Exercise aim: Return all lines below containing the word "Business".

--- Start of Source data ---

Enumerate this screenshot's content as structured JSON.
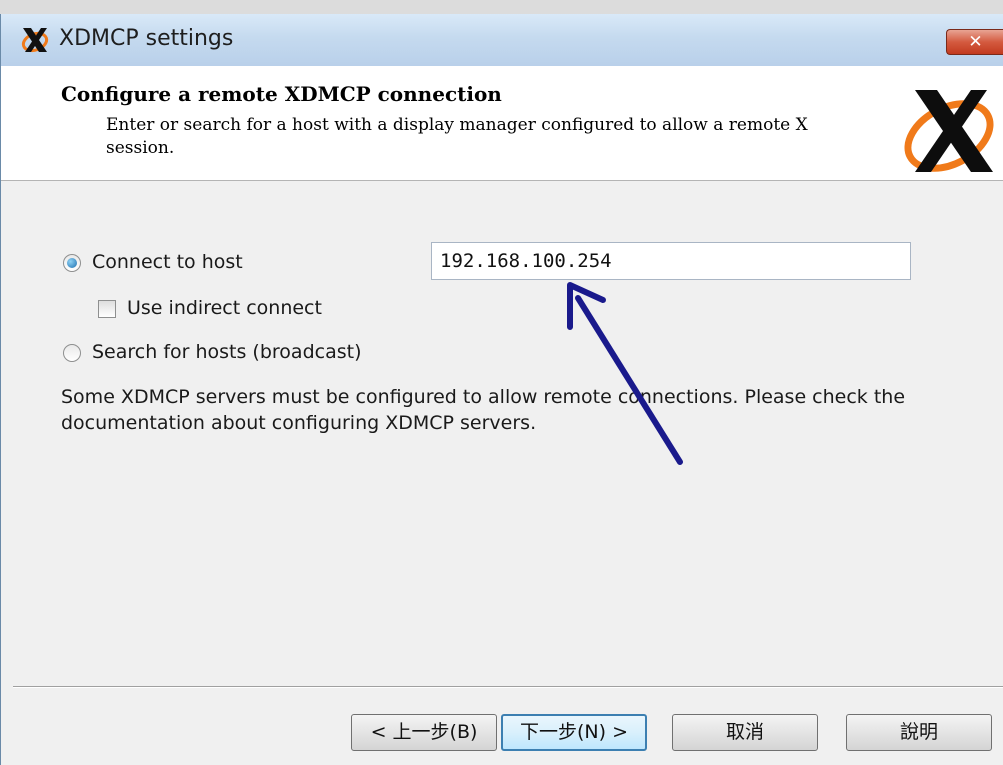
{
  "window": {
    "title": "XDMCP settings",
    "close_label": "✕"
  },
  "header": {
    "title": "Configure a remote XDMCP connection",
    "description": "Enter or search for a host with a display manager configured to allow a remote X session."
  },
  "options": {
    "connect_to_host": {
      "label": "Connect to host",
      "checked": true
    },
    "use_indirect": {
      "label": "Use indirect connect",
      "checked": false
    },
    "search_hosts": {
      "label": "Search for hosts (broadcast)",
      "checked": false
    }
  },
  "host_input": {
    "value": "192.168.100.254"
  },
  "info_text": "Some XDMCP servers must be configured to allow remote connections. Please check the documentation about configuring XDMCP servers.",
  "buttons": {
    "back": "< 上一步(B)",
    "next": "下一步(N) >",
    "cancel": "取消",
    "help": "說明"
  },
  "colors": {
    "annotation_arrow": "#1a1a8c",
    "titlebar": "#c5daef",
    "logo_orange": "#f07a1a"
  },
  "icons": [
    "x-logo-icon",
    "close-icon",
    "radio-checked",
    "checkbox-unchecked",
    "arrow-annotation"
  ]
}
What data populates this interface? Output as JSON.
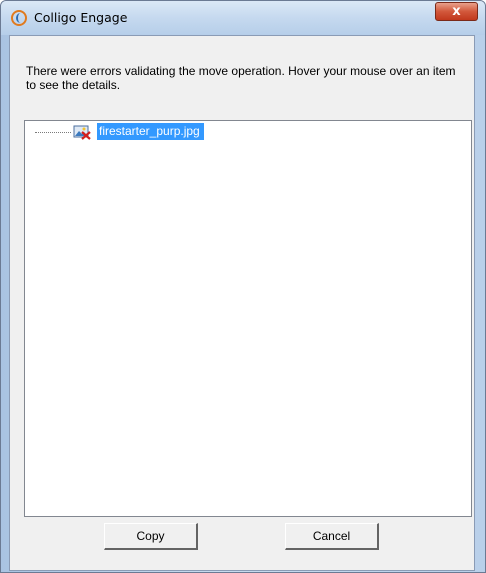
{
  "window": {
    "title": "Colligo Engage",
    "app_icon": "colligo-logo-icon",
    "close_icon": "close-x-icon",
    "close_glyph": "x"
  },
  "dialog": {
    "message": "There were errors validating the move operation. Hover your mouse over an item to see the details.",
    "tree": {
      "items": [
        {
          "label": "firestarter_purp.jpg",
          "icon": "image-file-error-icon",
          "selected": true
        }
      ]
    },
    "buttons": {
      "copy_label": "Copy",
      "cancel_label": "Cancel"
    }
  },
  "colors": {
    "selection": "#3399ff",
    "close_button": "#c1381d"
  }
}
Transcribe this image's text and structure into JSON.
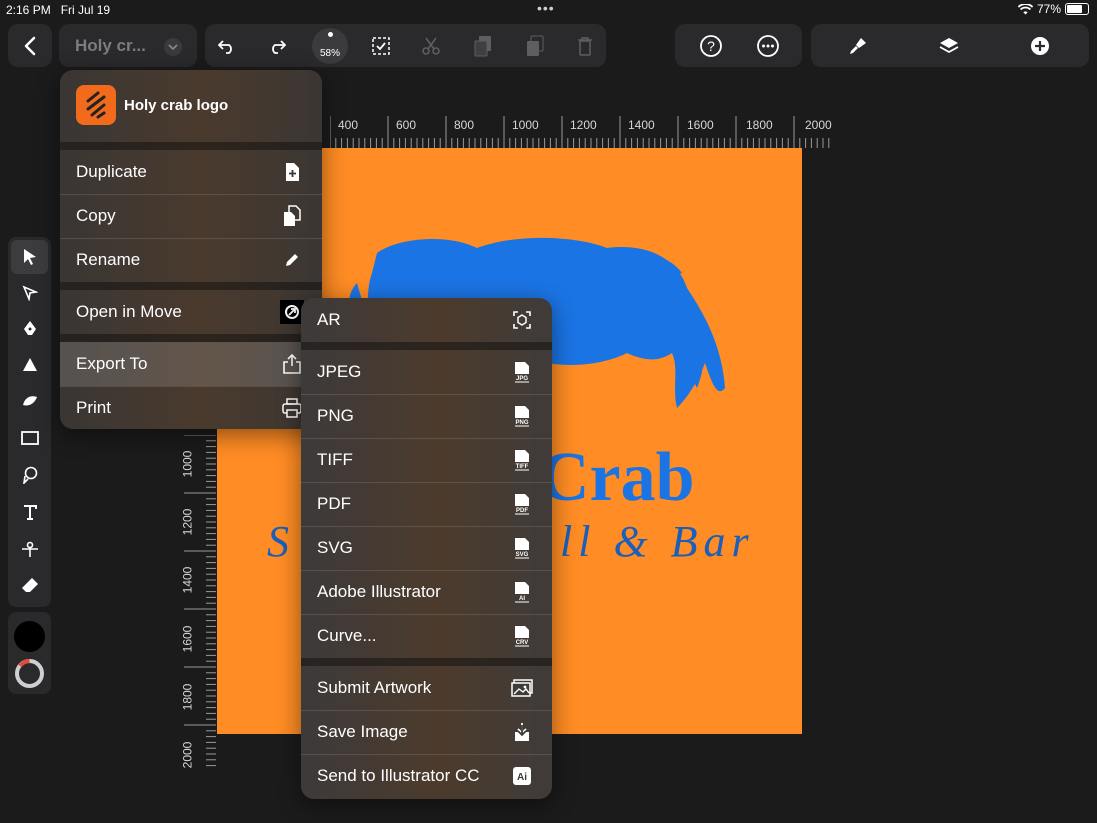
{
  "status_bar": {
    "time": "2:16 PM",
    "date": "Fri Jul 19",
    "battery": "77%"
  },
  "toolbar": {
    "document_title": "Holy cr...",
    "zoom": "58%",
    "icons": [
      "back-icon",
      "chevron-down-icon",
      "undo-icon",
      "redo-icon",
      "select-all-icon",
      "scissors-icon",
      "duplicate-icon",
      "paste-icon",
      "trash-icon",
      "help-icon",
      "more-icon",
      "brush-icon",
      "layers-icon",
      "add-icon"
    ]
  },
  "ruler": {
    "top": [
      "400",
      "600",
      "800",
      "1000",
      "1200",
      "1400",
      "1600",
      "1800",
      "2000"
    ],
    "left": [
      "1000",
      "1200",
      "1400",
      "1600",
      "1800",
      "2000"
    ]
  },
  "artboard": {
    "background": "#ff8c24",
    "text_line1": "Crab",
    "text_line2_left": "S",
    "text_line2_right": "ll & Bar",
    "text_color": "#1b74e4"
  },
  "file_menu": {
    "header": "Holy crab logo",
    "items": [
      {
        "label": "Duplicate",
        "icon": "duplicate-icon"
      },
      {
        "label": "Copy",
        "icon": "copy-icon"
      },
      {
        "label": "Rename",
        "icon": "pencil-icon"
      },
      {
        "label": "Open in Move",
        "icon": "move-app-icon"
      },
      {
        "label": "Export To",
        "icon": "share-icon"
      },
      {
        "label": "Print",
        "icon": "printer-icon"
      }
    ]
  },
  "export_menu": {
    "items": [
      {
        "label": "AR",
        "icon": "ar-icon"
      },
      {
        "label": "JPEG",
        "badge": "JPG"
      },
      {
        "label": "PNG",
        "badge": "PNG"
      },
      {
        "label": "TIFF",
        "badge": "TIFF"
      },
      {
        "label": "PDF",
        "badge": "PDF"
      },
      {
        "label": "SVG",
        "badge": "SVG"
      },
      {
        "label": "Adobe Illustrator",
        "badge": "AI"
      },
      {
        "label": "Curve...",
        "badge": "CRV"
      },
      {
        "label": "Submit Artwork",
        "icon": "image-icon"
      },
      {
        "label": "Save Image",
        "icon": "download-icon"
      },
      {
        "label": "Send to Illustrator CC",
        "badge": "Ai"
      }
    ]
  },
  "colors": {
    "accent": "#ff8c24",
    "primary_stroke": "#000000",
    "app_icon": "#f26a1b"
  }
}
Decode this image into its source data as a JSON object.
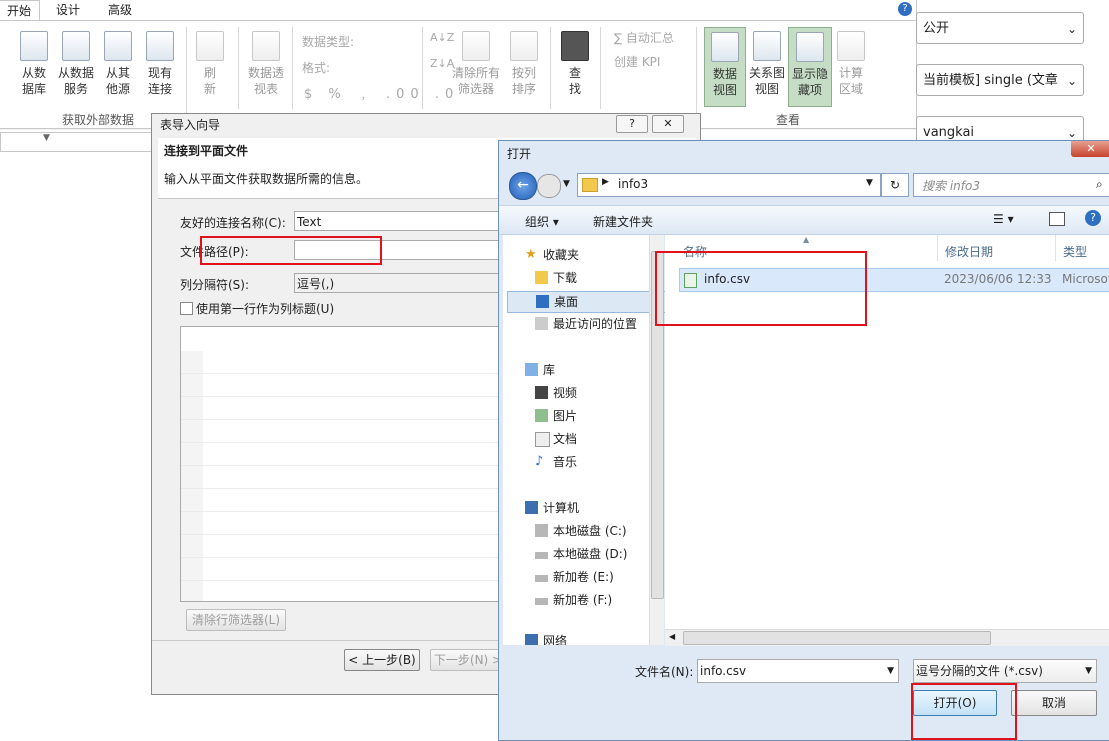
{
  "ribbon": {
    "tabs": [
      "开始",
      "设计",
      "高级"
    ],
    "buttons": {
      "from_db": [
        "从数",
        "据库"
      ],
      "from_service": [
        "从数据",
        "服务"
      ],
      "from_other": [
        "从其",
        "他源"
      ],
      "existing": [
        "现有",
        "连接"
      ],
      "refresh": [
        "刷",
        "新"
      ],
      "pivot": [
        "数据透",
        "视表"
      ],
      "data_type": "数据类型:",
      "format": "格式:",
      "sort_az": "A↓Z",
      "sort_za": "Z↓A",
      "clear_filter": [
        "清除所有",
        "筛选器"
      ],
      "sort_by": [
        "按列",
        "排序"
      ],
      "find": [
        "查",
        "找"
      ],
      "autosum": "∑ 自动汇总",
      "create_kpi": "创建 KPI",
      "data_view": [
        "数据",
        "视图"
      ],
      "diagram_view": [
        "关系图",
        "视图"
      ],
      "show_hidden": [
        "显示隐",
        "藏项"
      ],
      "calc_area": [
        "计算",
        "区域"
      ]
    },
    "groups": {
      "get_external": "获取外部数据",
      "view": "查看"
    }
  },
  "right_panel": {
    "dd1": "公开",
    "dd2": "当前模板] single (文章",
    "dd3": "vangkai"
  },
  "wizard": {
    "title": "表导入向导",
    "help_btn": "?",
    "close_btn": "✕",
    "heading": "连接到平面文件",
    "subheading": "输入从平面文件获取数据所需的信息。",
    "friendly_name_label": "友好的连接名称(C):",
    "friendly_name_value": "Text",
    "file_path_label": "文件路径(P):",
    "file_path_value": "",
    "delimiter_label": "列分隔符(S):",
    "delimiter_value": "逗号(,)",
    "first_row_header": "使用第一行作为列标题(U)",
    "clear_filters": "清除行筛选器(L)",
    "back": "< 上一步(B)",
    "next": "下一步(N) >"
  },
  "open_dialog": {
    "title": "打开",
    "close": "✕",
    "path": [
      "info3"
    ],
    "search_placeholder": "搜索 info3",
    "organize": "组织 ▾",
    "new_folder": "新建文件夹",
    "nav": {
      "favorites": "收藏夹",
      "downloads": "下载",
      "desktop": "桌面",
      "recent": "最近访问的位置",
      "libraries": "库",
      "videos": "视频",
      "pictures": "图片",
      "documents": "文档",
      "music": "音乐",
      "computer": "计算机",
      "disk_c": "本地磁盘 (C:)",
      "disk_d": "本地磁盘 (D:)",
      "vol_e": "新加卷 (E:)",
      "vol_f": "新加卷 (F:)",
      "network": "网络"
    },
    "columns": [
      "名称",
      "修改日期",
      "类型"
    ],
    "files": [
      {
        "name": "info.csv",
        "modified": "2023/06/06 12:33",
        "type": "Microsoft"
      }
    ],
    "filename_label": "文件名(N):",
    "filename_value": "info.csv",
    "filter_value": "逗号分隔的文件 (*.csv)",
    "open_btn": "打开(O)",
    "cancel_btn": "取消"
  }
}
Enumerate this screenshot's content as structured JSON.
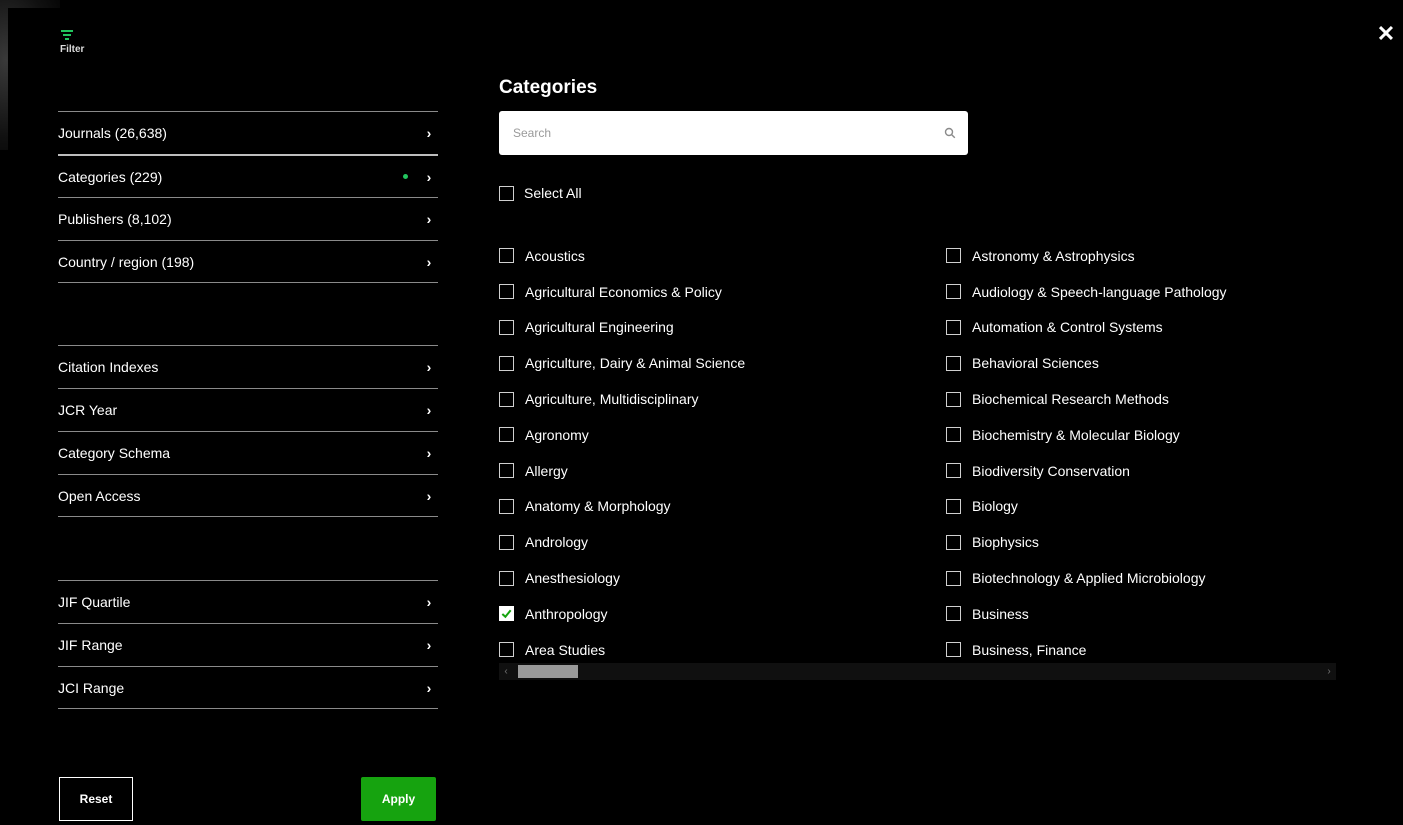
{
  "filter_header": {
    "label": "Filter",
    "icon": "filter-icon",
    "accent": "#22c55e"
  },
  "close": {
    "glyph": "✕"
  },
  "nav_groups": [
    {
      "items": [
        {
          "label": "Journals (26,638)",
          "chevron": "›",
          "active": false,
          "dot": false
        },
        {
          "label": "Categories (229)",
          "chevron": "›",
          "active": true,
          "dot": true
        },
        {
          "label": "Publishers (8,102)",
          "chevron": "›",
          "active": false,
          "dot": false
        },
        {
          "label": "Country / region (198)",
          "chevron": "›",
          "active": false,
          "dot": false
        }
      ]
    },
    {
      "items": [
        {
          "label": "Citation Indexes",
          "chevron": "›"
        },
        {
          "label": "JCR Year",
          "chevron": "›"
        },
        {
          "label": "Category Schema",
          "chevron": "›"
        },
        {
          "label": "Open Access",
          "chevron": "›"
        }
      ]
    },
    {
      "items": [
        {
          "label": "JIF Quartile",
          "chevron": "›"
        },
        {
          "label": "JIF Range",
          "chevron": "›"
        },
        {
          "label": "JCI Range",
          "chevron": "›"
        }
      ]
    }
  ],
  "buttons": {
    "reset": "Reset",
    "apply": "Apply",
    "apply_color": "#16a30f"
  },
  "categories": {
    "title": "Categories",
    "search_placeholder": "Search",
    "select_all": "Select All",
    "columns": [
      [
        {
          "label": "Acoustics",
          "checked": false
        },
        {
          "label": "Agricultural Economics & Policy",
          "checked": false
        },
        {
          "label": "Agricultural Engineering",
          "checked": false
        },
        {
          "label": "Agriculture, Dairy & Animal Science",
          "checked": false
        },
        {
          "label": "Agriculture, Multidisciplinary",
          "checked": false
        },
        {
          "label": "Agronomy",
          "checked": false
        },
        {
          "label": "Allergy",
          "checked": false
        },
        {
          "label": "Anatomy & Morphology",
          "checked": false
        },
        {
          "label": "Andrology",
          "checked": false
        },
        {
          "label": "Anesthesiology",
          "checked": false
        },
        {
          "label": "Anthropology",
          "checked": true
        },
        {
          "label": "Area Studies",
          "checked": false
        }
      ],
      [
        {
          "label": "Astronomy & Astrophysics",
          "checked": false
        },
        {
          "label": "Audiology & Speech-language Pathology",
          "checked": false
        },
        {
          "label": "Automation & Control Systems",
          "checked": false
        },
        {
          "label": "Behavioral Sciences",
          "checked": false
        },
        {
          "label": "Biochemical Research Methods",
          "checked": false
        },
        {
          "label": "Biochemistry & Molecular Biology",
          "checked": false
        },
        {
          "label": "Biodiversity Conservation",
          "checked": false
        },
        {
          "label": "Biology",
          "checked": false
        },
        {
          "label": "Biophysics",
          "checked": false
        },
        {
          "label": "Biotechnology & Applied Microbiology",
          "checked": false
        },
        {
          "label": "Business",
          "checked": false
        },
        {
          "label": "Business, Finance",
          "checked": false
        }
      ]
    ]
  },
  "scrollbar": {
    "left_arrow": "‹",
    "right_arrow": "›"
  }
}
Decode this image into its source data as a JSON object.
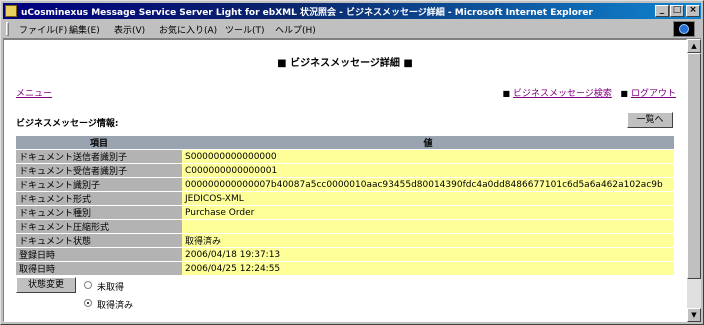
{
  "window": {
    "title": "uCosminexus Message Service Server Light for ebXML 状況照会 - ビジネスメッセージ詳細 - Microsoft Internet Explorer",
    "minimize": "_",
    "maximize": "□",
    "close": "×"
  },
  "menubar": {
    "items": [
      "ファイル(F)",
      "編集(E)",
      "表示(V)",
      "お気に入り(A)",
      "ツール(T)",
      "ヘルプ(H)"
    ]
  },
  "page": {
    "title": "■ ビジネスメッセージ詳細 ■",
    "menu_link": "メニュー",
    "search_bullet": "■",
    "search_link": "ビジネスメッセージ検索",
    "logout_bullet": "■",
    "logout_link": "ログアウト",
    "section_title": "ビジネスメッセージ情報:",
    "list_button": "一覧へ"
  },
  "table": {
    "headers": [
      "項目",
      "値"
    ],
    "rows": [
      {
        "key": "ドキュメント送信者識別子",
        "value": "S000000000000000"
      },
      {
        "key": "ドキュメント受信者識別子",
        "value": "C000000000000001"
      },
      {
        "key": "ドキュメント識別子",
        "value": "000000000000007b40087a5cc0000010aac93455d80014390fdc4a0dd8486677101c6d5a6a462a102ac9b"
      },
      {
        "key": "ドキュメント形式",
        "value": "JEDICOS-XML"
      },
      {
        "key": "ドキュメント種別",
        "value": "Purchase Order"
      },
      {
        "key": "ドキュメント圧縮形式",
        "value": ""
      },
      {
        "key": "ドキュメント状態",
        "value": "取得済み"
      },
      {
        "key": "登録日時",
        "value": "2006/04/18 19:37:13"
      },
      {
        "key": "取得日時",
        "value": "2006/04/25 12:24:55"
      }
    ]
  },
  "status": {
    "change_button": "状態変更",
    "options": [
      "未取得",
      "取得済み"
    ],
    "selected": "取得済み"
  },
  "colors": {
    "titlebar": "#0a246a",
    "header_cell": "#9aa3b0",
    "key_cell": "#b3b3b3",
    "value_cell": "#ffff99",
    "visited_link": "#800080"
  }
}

--- End of Source data ---

Output for this task:
          "label": "Business",
          "label": "Business, Finance",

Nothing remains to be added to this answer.